Posible repunte vocacional por la cuarentena

Las peticiones de oración se multiplican en los monasterios

Puerta de un convento
Puerta de un convento

El síndrome de la cabaña. El de aquellos que tienen miedo a salir de casa tras la cuarentena. Pero, ¿y si el confinamiento pudiera generar un despertar de la clausura, no por temor sino como llamada a la felicidad? «Todos llevamos un monje dentro. Por eso no me extrañaría que se dieran signos de una nueva vida eremítica, en soledad y contemplativa en el corazón de muchas personas. Esa es la profecía de la vida monástica. Que eso sea motivo trascendente y teologal, para que alguien decida entrar en un convento es arriesgado, pero no imposible», comenta el sacerdote Ángel Moreno.

«¿Un repunte vocacional? ¿Por qué no?», plantea Maruca. «El otro día un sacerdote me dijo que veía caras nuevas en su parroquia tras la reapertura. Seguro que habrá gente que descubra que su vida es algo más que salir, trabajar y divertirse», confía esta religiosa, que también constata cómo «nos han llovido las peticiones de oración en estas semanas».

La abadesa alcalaína está convencida de que «la vida contemplativa se está valorando más tras la pandemia. Hay mucha gente que está volviendo a rezar, aunque no se traduzca tanto en el culto o en el prefecto». Por eso, considera fundamental que ahora ellas, como monjas, sea capaces de recoger el guante «a través de nuestro testimonio de vida».
——————
§ **Tarea 1**: Actualiza el texto desde "Las peticiones de oración se" hasta "sacerdote Ángel Moreno.", ambos incluidos, y pon "monasterio" donde dice "convento".
§ **Tarea 2**:
Contesta estas preguntas con lo que dice el texto:
(a) ¿Cómo se llama el sacerdote que dice que todos llevamos un monje dentro?
(b) ¿Qué le contó un sacerdote a Maruca que veía en su parroquia tras la reapertura?
(c) Según Maruca, ¿qué les ha llovido en estas semanas?
Las filas que vienen a continuación no hacen falta.

(Datos de detección del diseño de documentos)
——————
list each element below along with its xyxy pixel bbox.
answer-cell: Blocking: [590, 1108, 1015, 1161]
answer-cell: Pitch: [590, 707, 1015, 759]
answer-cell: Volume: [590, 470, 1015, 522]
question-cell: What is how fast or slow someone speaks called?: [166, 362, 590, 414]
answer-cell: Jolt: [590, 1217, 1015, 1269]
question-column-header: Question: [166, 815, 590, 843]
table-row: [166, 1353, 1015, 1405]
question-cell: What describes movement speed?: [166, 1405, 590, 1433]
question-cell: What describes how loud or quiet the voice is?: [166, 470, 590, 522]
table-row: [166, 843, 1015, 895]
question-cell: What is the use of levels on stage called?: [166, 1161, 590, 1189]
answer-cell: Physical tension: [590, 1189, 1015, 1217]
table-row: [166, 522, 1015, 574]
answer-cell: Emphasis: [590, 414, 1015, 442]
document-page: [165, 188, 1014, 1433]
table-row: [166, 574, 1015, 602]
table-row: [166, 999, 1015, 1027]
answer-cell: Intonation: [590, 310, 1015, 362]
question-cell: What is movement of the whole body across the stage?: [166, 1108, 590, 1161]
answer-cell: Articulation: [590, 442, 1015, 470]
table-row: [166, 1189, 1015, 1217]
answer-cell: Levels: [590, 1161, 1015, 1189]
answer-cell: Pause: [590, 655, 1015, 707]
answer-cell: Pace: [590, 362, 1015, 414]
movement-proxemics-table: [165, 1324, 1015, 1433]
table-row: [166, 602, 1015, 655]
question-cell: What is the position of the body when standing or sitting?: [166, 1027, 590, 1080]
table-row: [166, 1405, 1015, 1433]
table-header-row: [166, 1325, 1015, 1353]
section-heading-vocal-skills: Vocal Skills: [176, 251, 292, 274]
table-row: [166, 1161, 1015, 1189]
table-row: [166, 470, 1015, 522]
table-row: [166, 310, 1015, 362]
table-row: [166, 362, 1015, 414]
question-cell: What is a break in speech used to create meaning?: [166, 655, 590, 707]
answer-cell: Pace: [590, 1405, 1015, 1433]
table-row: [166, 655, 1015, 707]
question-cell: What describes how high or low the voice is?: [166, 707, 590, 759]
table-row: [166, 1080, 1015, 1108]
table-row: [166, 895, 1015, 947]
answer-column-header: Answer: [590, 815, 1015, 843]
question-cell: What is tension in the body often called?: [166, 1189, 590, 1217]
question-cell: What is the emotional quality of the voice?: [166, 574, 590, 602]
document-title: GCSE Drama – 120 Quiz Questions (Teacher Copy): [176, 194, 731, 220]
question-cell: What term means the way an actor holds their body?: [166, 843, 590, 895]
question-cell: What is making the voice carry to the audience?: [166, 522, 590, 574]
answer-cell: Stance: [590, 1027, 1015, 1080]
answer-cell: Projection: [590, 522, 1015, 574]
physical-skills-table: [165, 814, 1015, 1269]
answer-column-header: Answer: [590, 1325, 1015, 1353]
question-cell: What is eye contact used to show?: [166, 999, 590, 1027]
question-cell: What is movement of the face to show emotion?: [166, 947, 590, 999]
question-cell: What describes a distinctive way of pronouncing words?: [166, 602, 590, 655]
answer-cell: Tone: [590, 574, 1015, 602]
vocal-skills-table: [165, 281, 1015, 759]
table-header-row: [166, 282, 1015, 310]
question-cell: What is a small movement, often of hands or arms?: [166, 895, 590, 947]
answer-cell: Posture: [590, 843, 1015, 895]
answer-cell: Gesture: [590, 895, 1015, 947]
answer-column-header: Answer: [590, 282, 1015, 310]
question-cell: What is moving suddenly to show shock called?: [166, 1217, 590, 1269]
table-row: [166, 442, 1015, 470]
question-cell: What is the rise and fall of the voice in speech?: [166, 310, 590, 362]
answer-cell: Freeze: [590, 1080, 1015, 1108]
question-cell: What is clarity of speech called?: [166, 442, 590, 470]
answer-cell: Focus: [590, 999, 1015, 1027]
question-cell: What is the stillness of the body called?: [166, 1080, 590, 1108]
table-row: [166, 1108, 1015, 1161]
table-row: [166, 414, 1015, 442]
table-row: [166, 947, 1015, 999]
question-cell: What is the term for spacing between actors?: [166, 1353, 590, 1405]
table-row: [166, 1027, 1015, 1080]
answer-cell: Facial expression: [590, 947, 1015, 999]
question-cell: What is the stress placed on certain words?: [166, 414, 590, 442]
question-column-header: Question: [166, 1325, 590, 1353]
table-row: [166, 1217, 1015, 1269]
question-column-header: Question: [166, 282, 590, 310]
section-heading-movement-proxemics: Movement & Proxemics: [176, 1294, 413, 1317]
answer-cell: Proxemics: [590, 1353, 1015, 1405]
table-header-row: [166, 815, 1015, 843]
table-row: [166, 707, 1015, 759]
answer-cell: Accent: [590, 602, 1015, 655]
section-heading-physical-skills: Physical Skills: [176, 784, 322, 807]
——————
§ **Respuesta esperada 1**:
Las peticiones de oración se multiplican en los monasterios

Puerta de un monasterio
Puerta de un monasterio

El síndrome de la cabaña. El de aquellos que tienen miedo a salir de casa tras la cuarentena. Pero, ¿y si el confinamiento pudiera generar un despertar de la clausura, no por temor sino como llamada a la felicidad? «Todos llevamos un monje dentro. Por eso no me extrañaría que se dieran signos de una nueva vida eremítica, en soledad y contemplativa en el corazón de muchas personas. Esa es la profecía de la vida monástica. Que eso sea motivo trascendente y teologal, para que alguien decida entrar en un monasterio es arriesgado, pero no imposible», comenta el sacerdote Ángel Moreno.

§ **Respuesta esperada 2**:
(a) Ángel Moreno.
(b) Caras nuevas.
(c) Las peticiones de oración.